↓
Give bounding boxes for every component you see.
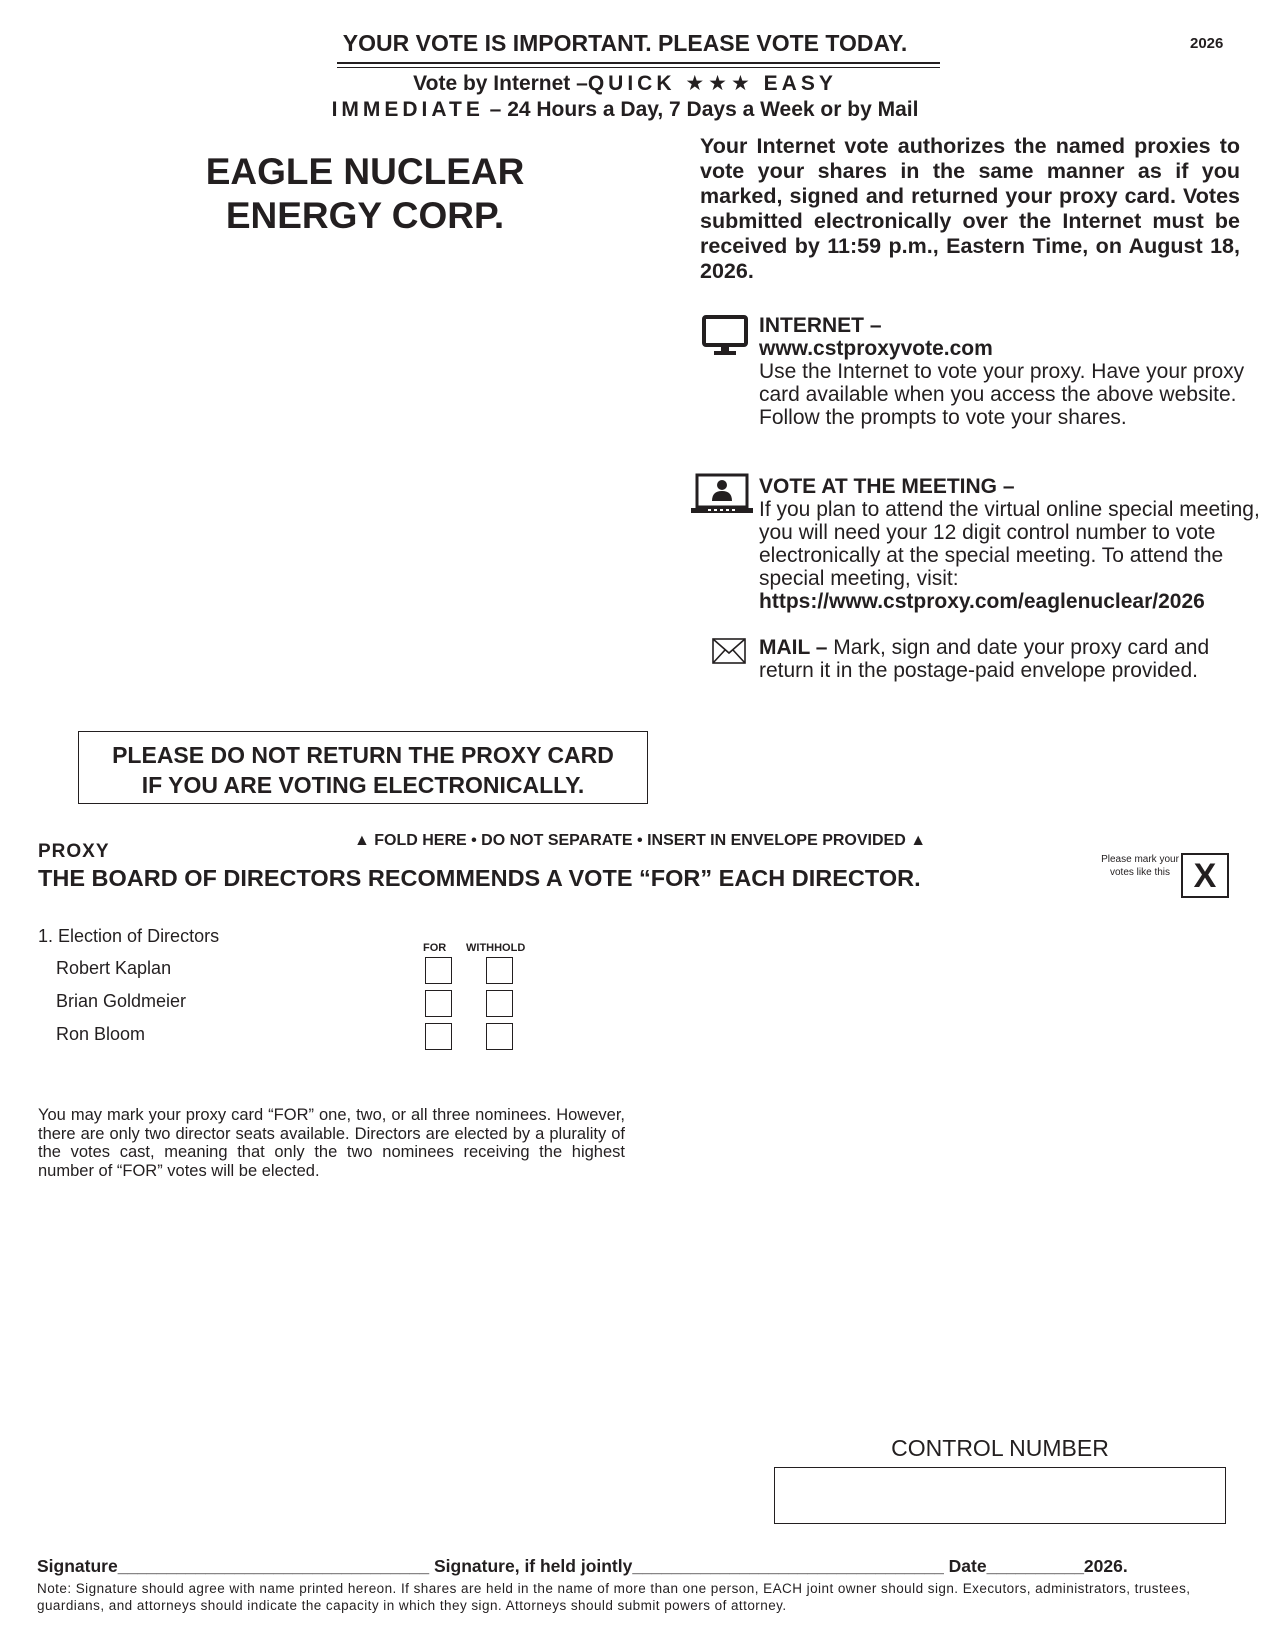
control-number-field[interactable]: [774, 1467, 1226, 1524]
fold-instruction: ▲ FOLD HERE • DO NOT SEPARATE • INSERT IN ENVELOPE PROVIDED ▲: [353, 832, 927, 849]
internet-vote-intro: Your Internet vote authorizes the named proxies to vote your shares in the same manner as if you marked, signed and returned your proxy card. Votes submitted electronically over the Internet must be received by 11:59 p.m., Eastern Time, on August 18, 2026.: [700, 134, 1240, 283]
nominee-name: Robert Kaplan: [56, 958, 172, 978]
mail-heading: MAIL –: [759, 636, 828, 659]
internet-description: Use the Internet to vote your proxy. Have your proxy card available when you access the above website. Follow the prompts to vote your shares.: [759, 360, 1245, 429]
internet-heading: INTERNET –: [759, 314, 882, 337]
nominee-3-withhold-checkbox[interactable]: [486, 1023, 513, 1050]
company-name-line2: ENERGY CORP.: [225, 195, 505, 236]
header-rule: [337, 62, 940, 64]
proxy-label: PROXY: [38, 841, 110, 862]
signature-line[interactable]: Signature________________________________ Signature, if held jointly________________________________ Date__________2026.: [37, 1556, 1128, 1576]
mark-example-note: Please mark your votes like this: [1101, 854, 1179, 878]
mail-method: [759, 636, 1219, 682]
company-name: [150, 150, 580, 238]
internet-method: [759, 314, 1275, 429]
internet-url-link[interactable]: www.cstproxyvote.com: [759, 337, 993, 360]
column-withhold-header: WITHHOLD: [466, 942, 526, 954]
nominee-2-for-checkbox[interactable]: [425, 990, 452, 1017]
nominee-3-for-checkbox[interactable]: [425, 1023, 452, 1050]
voting-instructions: You may mark your proxy card “FOR” one, two, or all three nominees. However, there are only two director seats available. Directors are elected by a plurality of the votes cast, meaning that only the two nominees receiving the highest number of “FOR” votes will be elected.: [38, 1106, 625, 1180]
control-number-label: CONTROL NUMBER: [891, 1435, 1109, 1461]
header-vote-by-internet: [300, 71, 950, 96]
header-line2-spaced: IMMEDIATE: [331, 98, 484, 121]
nominee-name: Brian Goldmeier: [56, 991, 187, 1011]
notice-line2: IF YOU ARE VOTING ELECTRONICALLY.: [141, 772, 585, 798]
laptop-meeting-icon: [690, 473, 754, 517]
header-availability: [300, 98, 950, 122]
meeting-url-link[interactable]: https://www.cstproxy.com/eaglenuclear/2026: [759, 590, 1205, 613]
header-line1-spaced: QUICK ★★★ EASY: [587, 72, 837, 95]
nominee-1-withhold-checkbox[interactable]: [486, 957, 513, 984]
nominee-2-withhold-checkbox[interactable]: [486, 990, 513, 1017]
meeting-description: If you plan to attend the virtual online special meeting, you will need your 12 digit control number to vote electronically at the special meeting. To attend the special meeting, visit:: [759, 498, 1260, 590]
nominee-name: Ron Bloom: [56, 1024, 146, 1044]
board-recommendation: THE BOARD OF DIRECTORS RECOMMENDS A VOTE “FOR” EACH DIRECTOR.: [38, 865, 921, 891]
header-title: YOUR VOTE IS IMPORTANT. PLEASE VOTE TODAY.: [342, 30, 908, 56]
header-line1-prefix: Vote by Internet –: [413, 72, 588, 95]
mail-description: Mark, sign and date your proxy card and return it in the postage-paid envelope provided.: [759, 636, 1210, 682]
do-not-return-notice: [78, 731, 648, 804]
company-name-line1: EAGLE NUCLEAR: [205, 151, 525, 192]
election-title: 1. Election of Directors: [38, 926, 220, 946]
envelope-icon: [712, 638, 746, 664]
signature-note: Note: Signature should agree with name printed hereon. If shares are held in the name of more than one person, EACH joint owner should sign. Executors, administrators, trustees, guardians, and attorneys should indicate the capacity in which they sign. Attorneys should submit powers of attorney.: [37, 1581, 1191, 1613]
mark-example-box: X: [1181, 853, 1229, 898]
monitor-icon: [702, 313, 748, 359]
meeting-method: [759, 475, 1275, 613]
nominee-1-for-checkbox[interactable]: [425, 957, 452, 984]
header-year: 2026: [1190, 35, 1224, 52]
notice-line1: PLEASE DO NOT RETURN THE PROXY CARD: [112, 742, 614, 768]
meeting-heading: VOTE AT THE MEETING –: [759, 475, 1015, 498]
column-for-header: FOR: [423, 942, 447, 954]
header-rule-thin: [337, 67, 940, 68]
header-line2-suffix: – 24 Hours a Day, 7 Days a Week or by Mail: [483, 98, 919, 121]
↑
(Problem description)
Reproduce the listing above with "Eastern Time" replaced by "ET" wherever it appears, changing nothing else. Omit the pictures from your response.

(Expected output)
Give bounding boxes for every component you see.
control-number-field[interactable]: [774, 1467, 1226, 1524]
fold-instruction: ▲ FOLD HERE • DO NOT SEPARATE • INSERT IN ENVELOPE PROVIDED ▲: [353, 832, 927, 849]
internet-vote-intro: Your Internet vote authorizes the named proxies to vote your shares in the same manner as if you marked, signed and returned your proxy card. Votes submitted electronically over the Internet must be received by 11:59 p.m., ET, on August 18, 2026.: [700, 134, 1240, 283]
nominee-name: Robert Kaplan: [56, 958, 172, 978]
mail-heading: MAIL –: [759, 636, 828, 659]
internet-description: Use the Internet to vote your proxy. Have your proxy card available when you access the above website. Follow the prompts to vote your shares.: [759, 360, 1245, 429]
internet-heading: INTERNET –: [759, 314, 882, 337]
nominee-3-withhold-checkbox[interactable]: [486, 1023, 513, 1050]
company-name-line2: ENERGY CORP.: [225, 195, 505, 236]
header-rule: [337, 62, 940, 64]
proxy-label: PROXY: [38, 841, 110, 862]
signature-line[interactable]: Signature________________________________ Signature, if held jointly________________________________ Date__________2026.: [37, 1556, 1128, 1576]
mark-example-note: Please mark your votes like this: [1101, 854, 1179, 878]
mail-method: [759, 636, 1219, 682]
company-name: [150, 150, 580, 238]
internet-method: [759, 314, 1275, 429]
internet-url-link[interactable]: www.cstproxyvote.com: [759, 337, 993, 360]
column-withhold-header: WITHHOLD: [466, 942, 526, 954]
nominee-2-for-checkbox[interactable]: [425, 990, 452, 1017]
nominee-3-for-checkbox[interactable]: [425, 1023, 452, 1050]
voting-instructions: You may mark your proxy card “FOR” one, two, or all three nominees. However, there are only two director seats available. Directors are elected by a plurality of the votes cast, meaning that only the two nominees receiving the highest number of “FOR” votes will be elected.: [38, 1106, 625, 1180]
control-number-label: CONTROL NUMBER: [891, 1435, 1109, 1461]
header-vote-by-internet: [300, 71, 950, 96]
header-line2-spaced: IMMEDIATE: [331, 98, 484, 121]
nominee-name: Brian Goldmeier: [56, 991, 187, 1011]
notice-line2: IF YOU ARE VOTING ELECTRONICALLY.: [141, 772, 585, 798]
laptop-meeting-icon: [690, 473, 754, 517]
header-availability: [300, 98, 950, 122]
meeting-url-link[interactable]: https://www.cstproxy.com/eaglenuclear/2026: [759, 590, 1205, 613]
header-line1-spaced: QUICK ★★★ EASY: [587, 72, 837, 95]
nominee-1-withhold-checkbox[interactable]: [486, 957, 513, 984]
nominee-2-withhold-checkbox[interactable]: [486, 990, 513, 1017]
meeting-description: If you plan to attend the virtual online special meeting, you will need your 12 digit control number to vote electronically at the special meeting. To attend the special meeting, visit:: [759, 498, 1260, 590]
nominee-name: Ron Bloom: [56, 1024, 146, 1044]
board-recommendation: THE BOARD OF DIRECTORS RECOMMENDS A VOTE “FOR” EACH DIRECTOR.: [38, 865, 921, 891]
header-title: YOUR VOTE IS IMPORTANT. PLEASE VOTE TODAY.: [342, 30, 908, 56]
header-line1-prefix: Vote by Internet –: [413, 72, 588, 95]
mail-description: Mark, sign and date your proxy card and return it in the postage-paid envelope provided.: [759, 636, 1210, 682]
do-not-return-notice: [78, 731, 648, 804]
company-name-line1: EAGLE NUCLEAR: [205, 151, 525, 192]
election-title: 1. Election of Directors: [38, 926, 220, 946]
envelope-icon: [712, 638, 746, 664]
signature-note: Note: Signature should agree with name printed hereon. If shares are held in the name of more than one person, EACH joint owner should sign. Executors, administrators, trustees, guardians, and attorneys should indicate the capacity in which they sign. Attorneys should submit powers of attorney.: [37, 1581, 1191, 1613]
mark-example-box: X: [1181, 853, 1229, 898]
monitor-icon: [702, 313, 748, 359]
meeting-method: [759, 475, 1275, 613]
nominee-1-for-checkbox[interactable]: [425, 957, 452, 984]
header-year: 2026: [1190, 35, 1224, 52]
notice-line1: PLEASE DO NOT RETURN THE PROXY CARD: [112, 742, 614, 768]
meeting-heading: VOTE AT THE MEETING –: [759, 475, 1015, 498]
column-for-header: FOR: [423, 942, 447, 954]
header-rule-thin: [337, 67, 940, 68]
header-line2-suffix: – 24 Hours a Day, 7 Days a Week or by Mail: [483, 98, 919, 121]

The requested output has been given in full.